▶ **GIVEN TASK**:
A verbatim copy of the records is required, with all pictures left out.

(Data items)
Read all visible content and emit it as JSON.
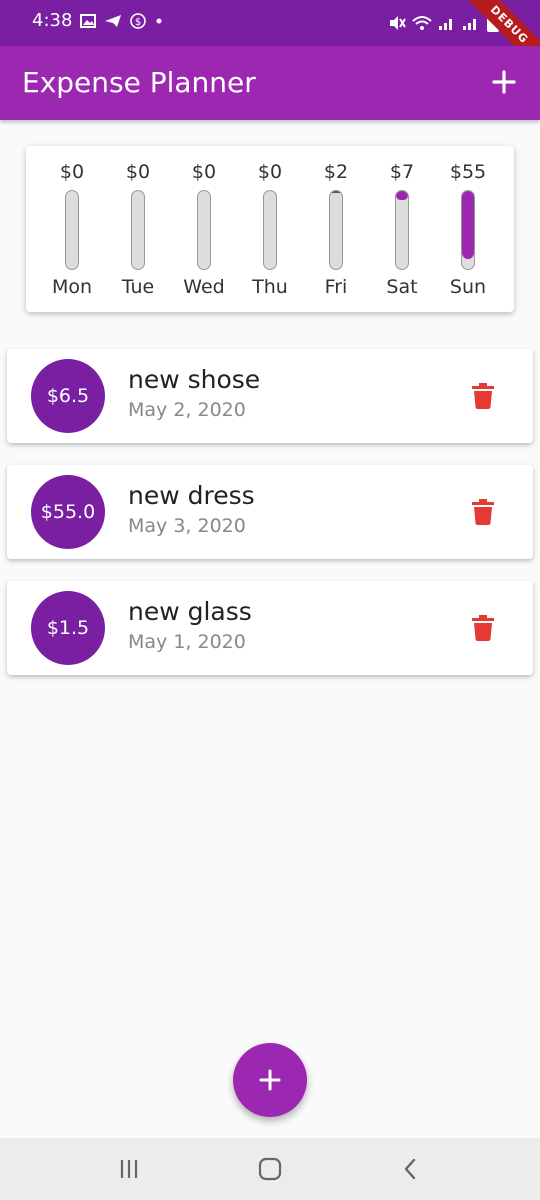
{
  "status_bar": {
    "time": "4:38",
    "debug_label": "DEBUG"
  },
  "app_bar": {
    "title": "Expense Planner",
    "add_icon": "plus-icon"
  },
  "chart": {
    "days": [
      {
        "day": "Mon",
        "amount": "$0",
        "fraction": 0
      },
      {
        "day": "Tue",
        "amount": "$0",
        "fraction": 0
      },
      {
        "day": "Wed",
        "amount": "$0",
        "fraction": 0
      },
      {
        "day": "Thu",
        "amount": "$0",
        "fraction": 0
      },
      {
        "day": "Fri",
        "amount": "$2",
        "fraction": 0.03
      },
      {
        "day": "Sat",
        "amount": "$7",
        "fraction": 0.11
      },
      {
        "day": "Sun",
        "amount": "$55",
        "fraction": 0.87
      }
    ]
  },
  "transactions": [
    {
      "amount": "$6.5",
      "title": "new shose",
      "date": "May 2, 2020"
    },
    {
      "amount": "$55.0",
      "title": "new dress",
      "date": "May 3, 2020"
    },
    {
      "amount": "$1.5",
      "title": "new glass",
      "date": "May 1, 2020"
    }
  ],
  "colors": {
    "primary": "#9c27b0",
    "primary_dark": "#7b1fa2",
    "delete": "#e53935"
  },
  "icons": {
    "delete": "trash-icon",
    "fab": "plus-icon",
    "nav_recent": "recent-apps-icon",
    "nav_home": "home-icon",
    "nav_back": "back-icon"
  }
}
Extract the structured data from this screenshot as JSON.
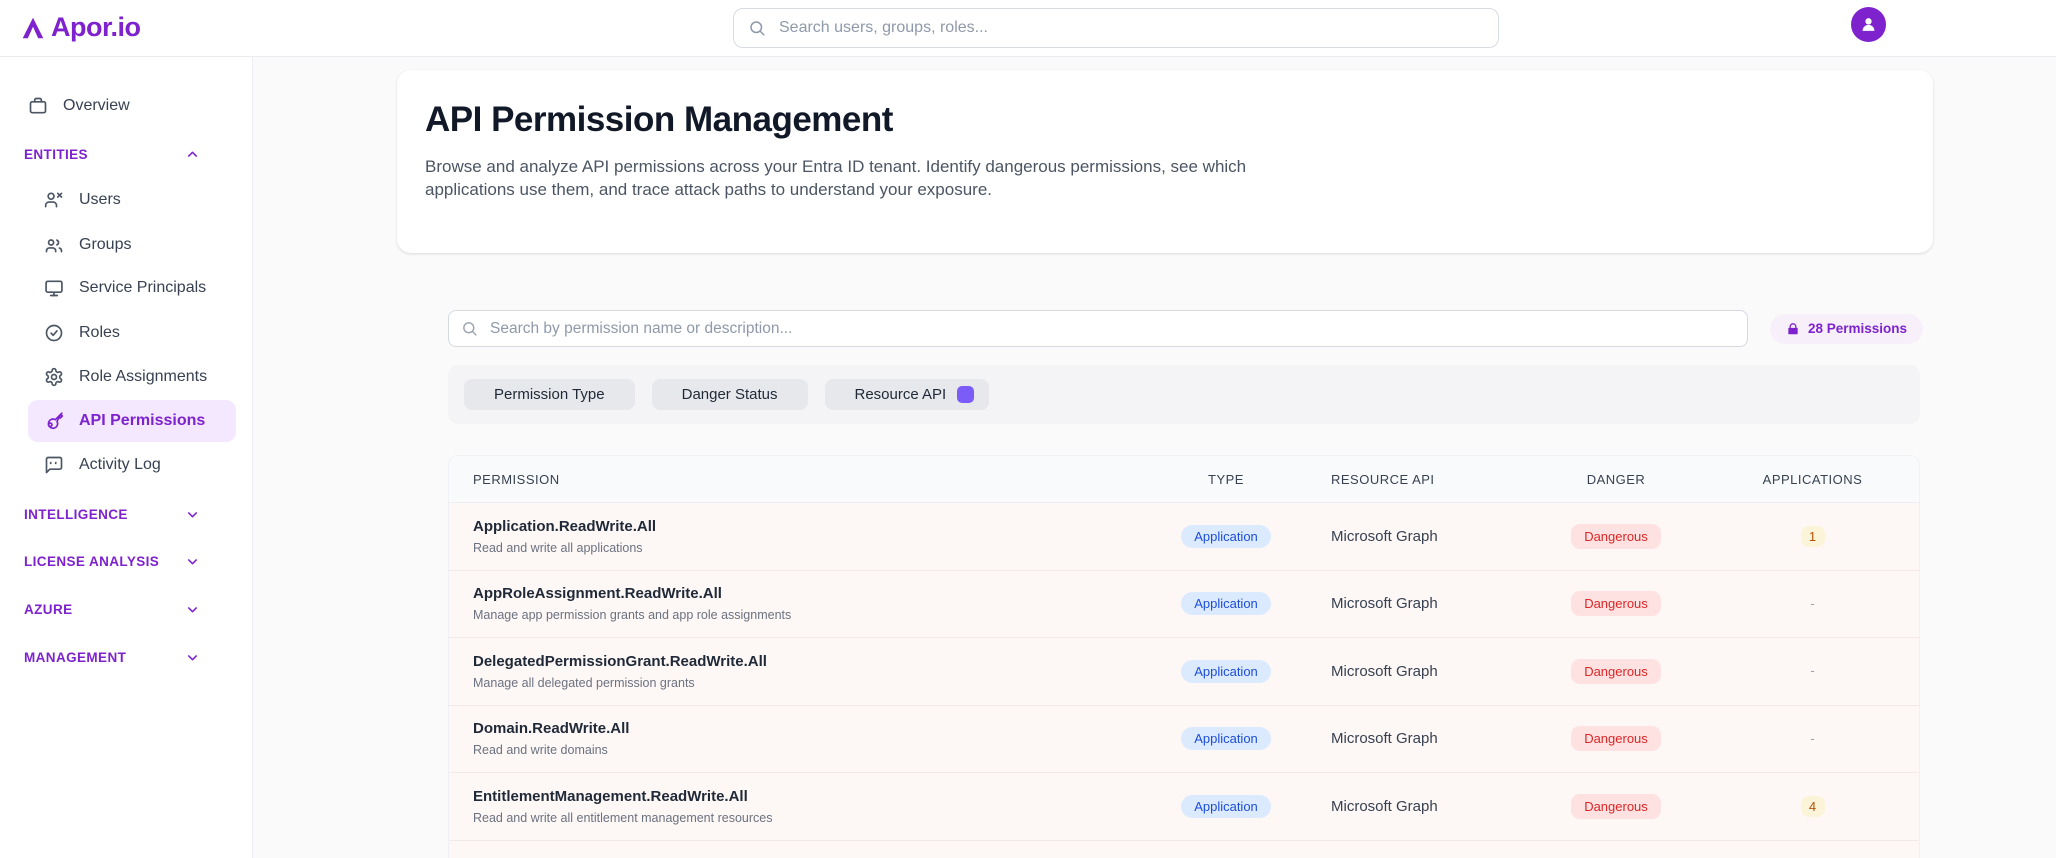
{
  "brand": {
    "name": "Apor.io"
  },
  "topbar": {
    "search_placeholder": "Search users, groups, roles..."
  },
  "sidebar": {
    "overview": {
      "label": "Overview"
    },
    "entities": {
      "label": "ENTITIES",
      "expanded": true,
      "items": [
        {
          "label": "Users",
          "icon": "user-x-icon"
        },
        {
          "label": "Groups",
          "icon": "users-icon"
        },
        {
          "label": "Service Principals",
          "icon": "monitor-icon"
        },
        {
          "label": "Roles",
          "icon": "check-circle-icon"
        },
        {
          "label": "Role Assignments",
          "icon": "gear-icon"
        },
        {
          "label": "API Permissions",
          "icon": "key-icon",
          "active": true
        },
        {
          "label": "Activity Log",
          "icon": "activity-log-icon"
        }
      ]
    },
    "collapsed_sections": [
      {
        "label": "INTELLIGENCE"
      },
      {
        "label": "LICENSE ANALYSIS"
      },
      {
        "label": "AZURE"
      },
      {
        "label": "MANAGEMENT"
      }
    ]
  },
  "page": {
    "title": "API Permission Management",
    "description": "Browse and analyze API permissions across your Entra ID tenant. Identify dangerous permissions, see which applications use them, and trace attack paths to understand your exposure."
  },
  "toolbar": {
    "search_placeholder": "Search by permission name or description...",
    "permissions_count": "28 Permissions",
    "filters": [
      {
        "label": "Permission Type"
      },
      {
        "label": "Danger Status"
      },
      {
        "label": "Resource API",
        "has_swatch": true,
        "swatch_color": "#7c5cf6"
      }
    ]
  },
  "table": {
    "columns": [
      "PERMISSION",
      "TYPE",
      "RESOURCE API",
      "DANGER",
      "APPLICATIONS"
    ],
    "rows": [
      {
        "name": "Application.ReadWrite.All",
        "description": "Read and write all applications",
        "type": "Application",
        "resource_api": "Microsoft Graph",
        "danger": "Dangerous",
        "applications": "1"
      },
      {
        "name": "AppRoleAssignment.ReadWrite.All",
        "description": "Manage app permission grants and app role assignments",
        "type": "Application",
        "resource_api": "Microsoft Graph",
        "danger": "Dangerous",
        "applications": "-"
      },
      {
        "name": "DelegatedPermissionGrant.ReadWrite.All",
        "description": "Manage all delegated permission grants",
        "type": "Application",
        "resource_api": "Microsoft Graph",
        "danger": "Dangerous",
        "applications": "-"
      },
      {
        "name": "Domain.ReadWrite.All",
        "description": "Read and write domains",
        "type": "Application",
        "resource_api": "Microsoft Graph",
        "danger": "Dangerous",
        "applications": "-"
      },
      {
        "name": "EntitlementManagement.ReadWrite.All",
        "description": "Read and write all entitlement management resources",
        "type": "Application",
        "resource_api": "Microsoft Graph",
        "danger": "Dangerous",
        "applications": "4"
      }
    ]
  },
  "colors": {
    "accent": "#7e22ce",
    "accent_soft": "#f3e8ff",
    "swatch": "#7c5cf6",
    "type_bg": "#dbeafe",
    "type_text": "#1d4ed8",
    "danger_bg": "#fee2e2",
    "danger_text": "#dc2626",
    "count_bg": "#fcf4d9",
    "count_text": "#b45309",
    "row_bg": "#fdf7f5"
  }
}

▶ **FULL SOLUTION**:
Read all visible content and emit it as JSON.
{
  "status_bar": {
    "time": "4:38",
    "debug_label": "DEBUG"
  },
  "app_bar": {
    "title": "Expense Planner",
    "add_icon": "plus-icon"
  },
  "chart": {
    "days": [
      {
        "day": "Mon",
        "amount": "$0",
        "fraction": 0
      },
      {
        "day": "Tue",
        "amount": "$0",
        "fraction": 0
      },
      {
        "day": "Wed",
        "amount": "$0",
        "fraction": 0
      },
      {
        "day": "Thu",
        "amount": "$0",
        "fraction": 0
      },
      {
        "day": "Fri",
        "amount": "$2",
        "fraction": 0.03
      },
      {
        "day": "Sat",
        "amount": "$7",
        "fraction": 0.11
      },
      {
        "day": "Sun",
        "amount": "$55",
        "fraction": 0.87
      }
    ]
  },
  "transactions": [
    {
      "amount": "$6.5",
      "title": "new shose",
      "date": "May 2, 2020"
    },
    {
      "amount": "$55.0",
      "title": "new dress",
      "date": "May 3, 2020"
    },
    {
      "amount": "$1.5",
      "title": "new glass",
      "date": "May 1, 2020"
    }
  ],
  "colors": {
    "primary": "#9c27b0",
    "primary_dark": "#7b1fa2",
    "delete": "#e53935"
  },
  "icons": {
    "delete": "trash-icon",
    "fab": "plus-icon",
    "nav_recent": "recent-apps-icon",
    "nav_home": "home-icon",
    "nav_back": "back-icon"
  }
}
Extract the structured data from this screenshot as JSON.
{
  "brand": {
    "name": "Apor.io"
  },
  "topbar": {
    "search_placeholder": "Search users, groups, roles..."
  },
  "sidebar": {
    "overview": {
      "label": "Overview"
    },
    "entities": {
      "label": "ENTITIES",
      "expanded": true,
      "items": [
        {
          "label": "Users",
          "icon": "user-x-icon"
        },
        {
          "label": "Groups",
          "icon": "users-icon"
        },
        {
          "label": "Service Principals",
          "icon": "monitor-icon"
        },
        {
          "label": "Roles",
          "icon": "check-circle-icon"
        },
        {
          "label": "Role Assignments",
          "icon": "gear-icon"
        },
        {
          "label": "API Permissions",
          "icon": "key-icon",
          "active": true
        },
        {
          "label": "Activity Log",
          "icon": "activity-log-icon"
        }
      ]
    },
    "collapsed_sections": [
      {
        "label": "INTELLIGENCE"
      },
      {
        "label": "LICENSE ANALYSIS"
      },
      {
        "label": "AZURE"
      },
      {
        "label": "MANAGEMENT"
      }
    ]
  },
  "page": {
    "title": "API Permission Management",
    "description": "Browse and analyze API permissions across your Entra ID tenant. Identify dangerous permissions, see which applications use them, and trace attack paths to understand your exposure."
  },
  "toolbar": {
    "search_placeholder": "Search by permission name or description...",
    "permissions_count": "28 Permissions",
    "filters": [
      {
        "label": "Permission Type"
      },
      {
        "label": "Danger Status"
      },
      {
        "label": "Resource API",
        "has_swatch": true,
        "swatch_color": "#7c5cf6"
      }
    ]
  },
  "table": {
    "columns": [
      "PERMISSION",
      "TYPE",
      "RESOURCE API",
      "DANGER",
      "APPLICATIONS"
    ],
    "rows": [
      {
        "name": "Application.ReadWrite.All",
        "description": "Read and write all applications",
        "type": "Application",
        "resource_api": "Microsoft Graph",
        "danger": "Dangerous",
        "applications": "1"
      },
      {
        "name": "AppRoleAssignment.ReadWrite.All",
        "description": "Manage app permission grants and app role assignments",
        "type": "Application",
        "resource_api": "Microsoft Graph",
        "danger": "Dangerous",
        "applications": "-"
      },
      {
        "name": "DelegatedPermissionGrant.ReadWrite.All",
        "description": "Manage all delegated permission grants",
        "type": "Application",
        "resource_api": "Microsoft Graph",
        "danger": "Dangerous",
        "applications": "-"
      },
      {
        "name": "Domain.ReadWrite.All",
        "description": "Read and write domains",
        "type": "Application",
        "resource_api": "Microsoft Graph",
        "danger": "Dangerous",
        "applications": "-"
      },
      {
        "name": "EntitlementManagement.ReadWrite.All",
        "description": "Read and write all entitlement management resources",
        "type": "Application",
        "resource_api": "Microsoft Graph",
        "danger": "Dangerous",
        "applications": "4"
      }
    ]
  },
  "colors": {
    "accent": "#7e22ce",
    "accent_soft": "#f3e8ff",
    "swatch": "#7c5cf6",
    "type_bg": "#dbeafe",
    "type_text": "#1d4ed8",
    "danger_bg": "#fee2e2",
    "danger_text": "#dc2626",
    "count_bg": "#fcf4d9",
    "count_text": "#b45309",
    "row_bg": "#fdf7f5"
  }
}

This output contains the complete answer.